__Given entries__
#####

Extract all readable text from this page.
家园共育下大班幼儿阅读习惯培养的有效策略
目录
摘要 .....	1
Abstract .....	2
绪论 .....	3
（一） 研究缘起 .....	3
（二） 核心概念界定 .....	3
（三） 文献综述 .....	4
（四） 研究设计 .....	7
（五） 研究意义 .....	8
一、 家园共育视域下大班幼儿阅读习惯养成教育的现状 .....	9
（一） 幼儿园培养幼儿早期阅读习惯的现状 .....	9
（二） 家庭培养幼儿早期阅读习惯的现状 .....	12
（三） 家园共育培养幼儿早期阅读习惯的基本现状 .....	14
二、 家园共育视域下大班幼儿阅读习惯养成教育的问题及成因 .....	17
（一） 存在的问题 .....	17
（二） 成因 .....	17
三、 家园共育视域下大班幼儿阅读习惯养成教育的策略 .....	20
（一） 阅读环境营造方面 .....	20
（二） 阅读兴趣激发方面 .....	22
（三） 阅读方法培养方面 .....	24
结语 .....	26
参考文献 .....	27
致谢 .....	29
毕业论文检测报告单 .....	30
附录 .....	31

#####

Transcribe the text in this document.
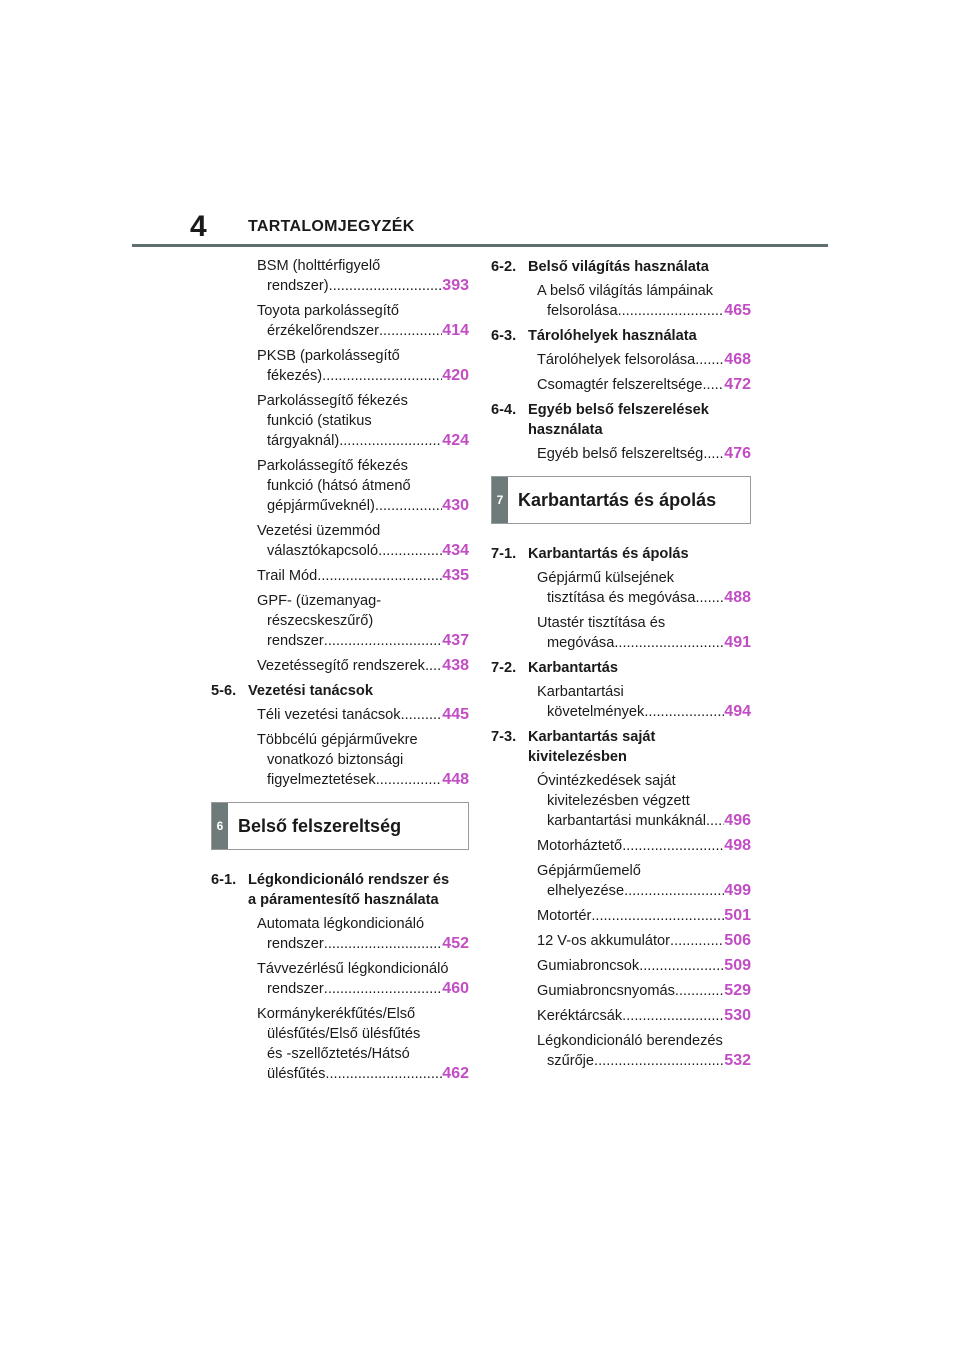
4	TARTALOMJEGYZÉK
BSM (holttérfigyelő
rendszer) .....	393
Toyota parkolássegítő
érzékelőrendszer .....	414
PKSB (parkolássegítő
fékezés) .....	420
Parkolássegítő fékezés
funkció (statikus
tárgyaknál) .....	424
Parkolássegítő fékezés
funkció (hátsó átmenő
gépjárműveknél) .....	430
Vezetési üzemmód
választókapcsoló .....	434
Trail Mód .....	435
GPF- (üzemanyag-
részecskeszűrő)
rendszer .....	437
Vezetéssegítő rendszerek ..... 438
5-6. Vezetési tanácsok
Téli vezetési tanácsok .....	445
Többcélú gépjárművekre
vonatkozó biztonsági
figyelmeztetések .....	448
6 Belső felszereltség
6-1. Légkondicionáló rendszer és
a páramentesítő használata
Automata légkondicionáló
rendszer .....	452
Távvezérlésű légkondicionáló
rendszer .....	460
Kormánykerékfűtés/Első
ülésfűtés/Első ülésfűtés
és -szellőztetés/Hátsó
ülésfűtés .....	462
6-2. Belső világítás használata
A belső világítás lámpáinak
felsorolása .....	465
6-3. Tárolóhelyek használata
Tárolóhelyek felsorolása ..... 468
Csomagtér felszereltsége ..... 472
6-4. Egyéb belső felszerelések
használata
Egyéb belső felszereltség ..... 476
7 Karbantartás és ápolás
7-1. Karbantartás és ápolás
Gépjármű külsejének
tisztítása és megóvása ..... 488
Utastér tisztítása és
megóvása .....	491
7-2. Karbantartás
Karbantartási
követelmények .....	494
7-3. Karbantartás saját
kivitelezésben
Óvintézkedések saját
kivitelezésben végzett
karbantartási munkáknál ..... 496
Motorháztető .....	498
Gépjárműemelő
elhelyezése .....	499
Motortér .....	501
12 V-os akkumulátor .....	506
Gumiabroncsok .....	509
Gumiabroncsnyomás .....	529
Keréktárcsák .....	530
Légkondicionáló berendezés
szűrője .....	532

#####

__Task objective__
Pull out all lines from the listing that contain the string "ülésfűtés".

__Answer to the task__
ülésfűtés/Első ülésfűtés
ülésfűtés .....	462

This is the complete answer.